Records supplied
━━━

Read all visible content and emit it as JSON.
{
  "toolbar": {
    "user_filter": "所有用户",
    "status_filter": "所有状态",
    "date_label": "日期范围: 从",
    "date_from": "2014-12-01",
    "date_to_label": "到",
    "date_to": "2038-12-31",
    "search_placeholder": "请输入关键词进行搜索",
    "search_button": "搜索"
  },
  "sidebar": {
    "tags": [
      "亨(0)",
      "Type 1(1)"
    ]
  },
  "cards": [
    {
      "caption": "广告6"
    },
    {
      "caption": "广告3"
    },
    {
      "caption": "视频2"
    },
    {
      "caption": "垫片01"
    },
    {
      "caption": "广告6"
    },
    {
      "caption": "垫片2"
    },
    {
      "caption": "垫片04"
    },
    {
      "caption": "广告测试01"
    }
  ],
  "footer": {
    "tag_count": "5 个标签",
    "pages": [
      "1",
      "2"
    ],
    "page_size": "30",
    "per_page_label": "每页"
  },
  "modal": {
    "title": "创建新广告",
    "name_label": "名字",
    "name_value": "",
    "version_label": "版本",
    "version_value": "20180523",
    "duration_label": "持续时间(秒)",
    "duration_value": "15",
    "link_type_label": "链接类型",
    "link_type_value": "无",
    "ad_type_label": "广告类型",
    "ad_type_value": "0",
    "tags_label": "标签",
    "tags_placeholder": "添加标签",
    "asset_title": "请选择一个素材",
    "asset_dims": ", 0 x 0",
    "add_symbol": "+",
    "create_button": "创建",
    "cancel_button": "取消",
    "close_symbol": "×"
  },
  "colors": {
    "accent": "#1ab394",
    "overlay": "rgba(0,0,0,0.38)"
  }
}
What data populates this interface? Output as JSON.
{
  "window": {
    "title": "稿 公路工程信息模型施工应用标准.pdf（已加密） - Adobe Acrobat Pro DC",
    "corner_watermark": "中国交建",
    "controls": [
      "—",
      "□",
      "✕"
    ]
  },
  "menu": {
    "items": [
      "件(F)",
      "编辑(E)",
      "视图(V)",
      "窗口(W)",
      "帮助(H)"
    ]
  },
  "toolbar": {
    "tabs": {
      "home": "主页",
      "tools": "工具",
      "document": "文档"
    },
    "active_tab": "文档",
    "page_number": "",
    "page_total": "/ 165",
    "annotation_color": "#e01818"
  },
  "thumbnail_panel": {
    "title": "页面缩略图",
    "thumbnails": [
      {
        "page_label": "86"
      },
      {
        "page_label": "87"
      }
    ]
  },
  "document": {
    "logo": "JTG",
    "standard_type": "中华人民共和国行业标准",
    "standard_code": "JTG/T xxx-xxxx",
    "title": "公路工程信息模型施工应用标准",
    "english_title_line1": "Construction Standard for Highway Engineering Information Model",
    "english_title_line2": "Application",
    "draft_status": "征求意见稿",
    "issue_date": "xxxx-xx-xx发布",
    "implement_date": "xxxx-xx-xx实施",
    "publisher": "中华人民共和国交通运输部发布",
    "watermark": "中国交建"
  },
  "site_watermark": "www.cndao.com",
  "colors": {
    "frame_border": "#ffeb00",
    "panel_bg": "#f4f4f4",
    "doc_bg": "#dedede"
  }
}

━━━

Task to carry out
Output all of the data again. Match it exactly.

Full response
Read all visible content and emit it as JSON.
{
  "toolbar": {
    "user_filter": "所有用户",
    "status_filter": "所有状态",
    "date_label": "日期范围: 从",
    "date_from": "2014-12-01",
    "date_to_label": "到",
    "date_to": "2038-12-31",
    "search_placeholder": "请输入关键词进行搜索",
    "search_button": "搜索"
  },
  "sidebar": {
    "tags": [
      "亨(0)",
      "Type 1(1)"
    ]
  },
  "cards": [
    {
      "caption": "广告6"
    },
    {
      "caption": "广告3"
    },
    {
      "caption": "视频2"
    },
    {
      "caption": "垫片01"
    },
    {
      "caption": "广告6"
    },
    {
      "caption": "垫片2"
    },
    {
      "caption": "垫片04"
    },
    {
      "caption": "广告测试01"
    }
  ],
  "footer": {
    "tag_count": "5 个标签",
    "pages": [
      "1",
      "2"
    ],
    "page_size": "30",
    "per_page_label": "每页"
  },
  "modal": {
    "title": "创建新广告",
    "name_label": "名字",
    "name_value": "",
    "version_label": "版本",
    "version_value": "20180523",
    "duration_label": "持续时间(秒)",
    "duration_value": "15",
    "link_type_label": "链接类型",
    "link_type_value": "无",
    "ad_type_label": "广告类型",
    "ad_type_value": "0",
    "tags_label": "标签",
    "tags_placeholder": "添加标签",
    "asset_title": "请选择一个素材",
    "asset_dims": ", 0 x 0",
    "add_symbol": "+",
    "create_button": "创建",
    "cancel_button": "取消",
    "close_symbol": "×"
  },
  "colors": {
    "accent": "#1ab394",
    "overlay": "rgba(0,0,0,0.38)"
  }
}
What data populates this interface? Output as JSON.
{
  "window": {
    "title": "稿 公路工程信息模型施工应用标准.pdf（已加密） - Adobe Acrobat Pro DC",
    "corner_watermark": "中国交建",
    "controls": [
      "—",
      "□",
      "✕"
    ]
  },
  "menu": {
    "items": [
      "件(F)",
      "编辑(E)",
      "视图(V)",
      "窗口(W)",
      "帮助(H)"
    ]
  },
  "toolbar": {
    "tabs": {
      "home": "主页",
      "tools": "工具",
      "document": "文档"
    },
    "active_tab": "文档",
    "page_number": "",
    "page_total": "/ 165",
    "annotation_color": "#e01818"
  },
  "thumbnail_panel": {
    "title": "页面缩略图",
    "thumbnails": [
      {
        "page_label": "86"
      },
      {
        "page_label": "87"
      }
    ]
  },
  "document": {
    "logo": "JTG",
    "standard_type": "中华人民共和国行业标准",
    "standard_code": "JTG/T xxx-xxxx",
    "title": "公路工程信息模型施工应用标准",
    "english_title_line1": "Construction Standard for Highway Engineering Information Model",
    "english_title_line2": "Application",
    "draft_status": "征求意见稿",
    "issue_date": "xxxx-xx-xx发布",
    "implement_date": "xxxx-xx-xx实施",
    "publisher": "中华人民共和国交通运输部发布",
    "watermark": "中国交建"
  },
  "site_watermark": "www.cndao.com",
  "colors": {
    "frame_border": "#ffeb00",
    "panel_bg": "#f4f4f4",
    "doc_bg": "#dedede"
  }
}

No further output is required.